(Stored data)
● ● ● ● ● ● ●

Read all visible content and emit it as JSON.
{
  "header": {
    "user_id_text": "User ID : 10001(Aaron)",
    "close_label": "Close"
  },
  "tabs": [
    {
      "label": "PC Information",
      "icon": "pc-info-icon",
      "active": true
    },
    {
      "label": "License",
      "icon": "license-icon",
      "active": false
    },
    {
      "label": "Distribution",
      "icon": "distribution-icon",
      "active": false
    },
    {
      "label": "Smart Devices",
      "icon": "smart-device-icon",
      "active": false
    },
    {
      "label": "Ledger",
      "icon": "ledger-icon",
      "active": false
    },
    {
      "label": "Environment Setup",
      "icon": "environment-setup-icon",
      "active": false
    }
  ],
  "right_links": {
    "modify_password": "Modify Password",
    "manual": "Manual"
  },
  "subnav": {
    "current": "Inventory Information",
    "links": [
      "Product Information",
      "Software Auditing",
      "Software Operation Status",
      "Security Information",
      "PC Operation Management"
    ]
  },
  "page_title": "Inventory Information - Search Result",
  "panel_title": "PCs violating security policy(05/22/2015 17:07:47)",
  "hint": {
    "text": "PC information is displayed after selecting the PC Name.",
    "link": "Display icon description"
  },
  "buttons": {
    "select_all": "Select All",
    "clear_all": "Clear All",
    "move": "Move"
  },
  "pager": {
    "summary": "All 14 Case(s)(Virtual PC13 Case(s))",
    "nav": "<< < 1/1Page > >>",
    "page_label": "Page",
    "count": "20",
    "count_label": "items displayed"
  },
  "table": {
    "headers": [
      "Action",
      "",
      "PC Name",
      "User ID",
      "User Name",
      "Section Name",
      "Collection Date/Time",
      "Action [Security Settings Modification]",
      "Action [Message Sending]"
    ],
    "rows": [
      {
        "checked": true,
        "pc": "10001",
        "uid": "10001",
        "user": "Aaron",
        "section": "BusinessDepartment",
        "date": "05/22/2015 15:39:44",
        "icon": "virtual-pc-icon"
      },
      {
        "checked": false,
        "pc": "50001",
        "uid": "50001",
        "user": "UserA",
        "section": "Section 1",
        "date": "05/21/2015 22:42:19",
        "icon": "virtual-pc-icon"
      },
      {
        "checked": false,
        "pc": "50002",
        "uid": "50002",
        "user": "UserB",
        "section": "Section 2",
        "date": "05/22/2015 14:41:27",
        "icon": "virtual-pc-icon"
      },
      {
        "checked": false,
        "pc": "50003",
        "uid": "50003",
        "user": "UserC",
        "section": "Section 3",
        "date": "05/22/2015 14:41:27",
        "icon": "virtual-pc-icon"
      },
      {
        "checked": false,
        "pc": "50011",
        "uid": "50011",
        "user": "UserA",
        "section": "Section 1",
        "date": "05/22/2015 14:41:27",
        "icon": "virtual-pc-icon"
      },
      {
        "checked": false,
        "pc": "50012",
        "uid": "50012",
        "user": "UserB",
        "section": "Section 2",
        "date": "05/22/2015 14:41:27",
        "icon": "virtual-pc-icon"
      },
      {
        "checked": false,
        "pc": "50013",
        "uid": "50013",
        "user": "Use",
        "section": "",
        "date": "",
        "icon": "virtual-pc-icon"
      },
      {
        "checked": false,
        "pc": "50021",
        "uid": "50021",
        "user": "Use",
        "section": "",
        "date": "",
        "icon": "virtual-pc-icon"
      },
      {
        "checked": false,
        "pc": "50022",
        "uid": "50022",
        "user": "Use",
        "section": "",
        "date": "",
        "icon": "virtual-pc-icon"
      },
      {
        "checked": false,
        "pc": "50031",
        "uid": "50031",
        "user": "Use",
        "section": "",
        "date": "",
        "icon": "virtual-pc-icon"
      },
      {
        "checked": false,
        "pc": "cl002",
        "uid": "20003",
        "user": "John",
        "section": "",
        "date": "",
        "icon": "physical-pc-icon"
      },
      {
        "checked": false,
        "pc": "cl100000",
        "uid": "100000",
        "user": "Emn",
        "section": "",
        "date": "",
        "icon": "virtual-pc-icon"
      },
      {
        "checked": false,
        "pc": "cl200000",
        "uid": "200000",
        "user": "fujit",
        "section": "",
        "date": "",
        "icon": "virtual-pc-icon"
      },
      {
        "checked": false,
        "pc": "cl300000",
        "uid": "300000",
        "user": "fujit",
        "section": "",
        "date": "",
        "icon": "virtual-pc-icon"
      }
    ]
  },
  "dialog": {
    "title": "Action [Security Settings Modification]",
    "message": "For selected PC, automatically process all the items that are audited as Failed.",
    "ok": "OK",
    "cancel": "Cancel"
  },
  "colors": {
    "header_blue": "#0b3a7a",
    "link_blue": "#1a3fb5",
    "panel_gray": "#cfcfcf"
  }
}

● ● ● ● ● ● ●

Write the material out again in its entirety, exactly as shown.

Exercise output:
Read all visible content and emit it as JSON.
{
  "header": {
    "user_id_text": "User ID : 10001(Aaron)",
    "close_label": "Close"
  },
  "tabs": [
    {
      "label": "PC Information",
      "icon": "pc-info-icon",
      "active": true
    },
    {
      "label": "License",
      "icon": "license-icon",
      "active": false
    },
    {
      "label": "Distribution",
      "icon": "distribution-icon",
      "active": false
    },
    {
      "label": "Smart Devices",
      "icon": "smart-device-icon",
      "active": false
    },
    {
      "label": "Ledger",
      "icon": "ledger-icon",
      "active": false
    },
    {
      "label": "Environment Setup",
      "icon": "environment-setup-icon",
      "active": false
    }
  ],
  "right_links": {
    "modify_password": "Modify Password",
    "manual": "Manual"
  },
  "subnav": {
    "current": "Inventory Information",
    "links": [
      "Product Information",
      "Software Auditing",
      "Software Operation Status",
      "Security Information",
      "PC Operation Management"
    ]
  },
  "page_title": "Inventory Information - Search Result",
  "panel_title": "PCs violating security policy(05/22/2015 17:07:47)",
  "hint": {
    "text": "PC information is displayed after selecting the PC Name.",
    "link": "Display icon description"
  },
  "buttons": {
    "select_all": "Select All",
    "clear_all": "Clear All",
    "move": "Move"
  },
  "pager": {
    "summary": "All 14 Case(s)(Virtual PC13 Case(s))",
    "nav": "<< < 1/1Page > >>",
    "page_label": "Page",
    "count": "20",
    "count_label": "items displayed"
  },
  "table": {
    "headers": [
      "Action",
      "",
      "PC Name",
      "User ID",
      "User Name",
      "Section Name",
      "Collection Date/Time",
      "Action [Security Settings Modification]",
      "Action [Message Sending]"
    ],
    "rows": [
      {
        "checked": true,
        "pc": "10001",
        "uid": "10001",
        "user": "Aaron",
        "section": "BusinessDepartment",
        "date": "05/22/2015 15:39:44",
        "icon": "virtual-pc-icon"
      },
      {
        "checked": false,
        "pc": "50001",
        "uid": "50001",
        "user": "UserA",
        "section": "Section 1",
        "date": "05/21/2015 22:42:19",
        "icon": "virtual-pc-icon"
      },
      {
        "checked": false,
        "pc": "50002",
        "uid": "50002",
        "user": "UserB",
        "section": "Section 2",
        "date": "05/22/2015 14:41:27",
        "icon": "virtual-pc-icon"
      },
      {
        "checked": false,
        "pc": "50003",
        "uid": "50003",
        "user": "UserC",
        "section": "Section 3",
        "date": "05/22/2015 14:41:27",
        "icon": "virtual-pc-icon"
      },
      {
        "checked": false,
        "pc": "50011",
        "uid": "50011",
        "user": "UserA",
        "section": "Section 1",
        "date": "05/22/2015 14:41:27",
        "icon": "virtual-pc-icon"
      },
      {
        "checked": false,
        "pc": "50012",
        "uid": "50012",
        "user": "UserB",
        "section": "Section 2",
        "date": "05/22/2015 14:41:27",
        "icon": "virtual-pc-icon"
      },
      {
        "checked": false,
        "pc": "50013",
        "uid": "50013",
        "user": "Use",
        "section": "",
        "date": "",
        "icon": "virtual-pc-icon"
      },
      {
        "checked": false,
        "pc": "50021",
        "uid": "50021",
        "user": "Use",
        "section": "",
        "date": "",
        "icon": "virtual-pc-icon"
      },
      {
        "checked": false,
        "pc": "50022",
        "uid": "50022",
        "user": "Use",
        "section": "",
        "date": "",
        "icon": "virtual-pc-icon"
      },
      {
        "checked": false,
        "pc": "50031",
        "uid": "50031",
        "user": "Use",
        "section": "",
        "date": "",
        "icon": "virtual-pc-icon"
      },
      {
        "checked": false,
        "pc": "cl002",
        "uid": "20003",
        "user": "John",
        "section": "",
        "date": "",
        "icon": "physical-pc-icon"
      },
      {
        "checked": false,
        "pc": "cl100000",
        "uid": "100000",
        "user": "Emn",
        "section": "",
        "date": "",
        "icon": "virtual-pc-icon"
      },
      {
        "checked": false,
        "pc": "cl200000",
        "uid": "200000",
        "user": "fujit",
        "section": "",
        "date": "",
        "icon": "virtual-pc-icon"
      },
      {
        "checked": false,
        "pc": "cl300000",
        "uid": "300000",
        "user": "fujit",
        "section": "",
        "date": "",
        "icon": "virtual-pc-icon"
      }
    ]
  },
  "dialog": {
    "title": "Action [Security Settings Modification]",
    "message": "For selected PC, automatically process all the items that are audited as Failed.",
    "ok": "OK",
    "cancel": "Cancel"
  },
  "colors": {
    "header_blue": "#0b3a7a",
    "link_blue": "#1a3fb5",
    "panel_gray": "#cfcfcf"
  }
}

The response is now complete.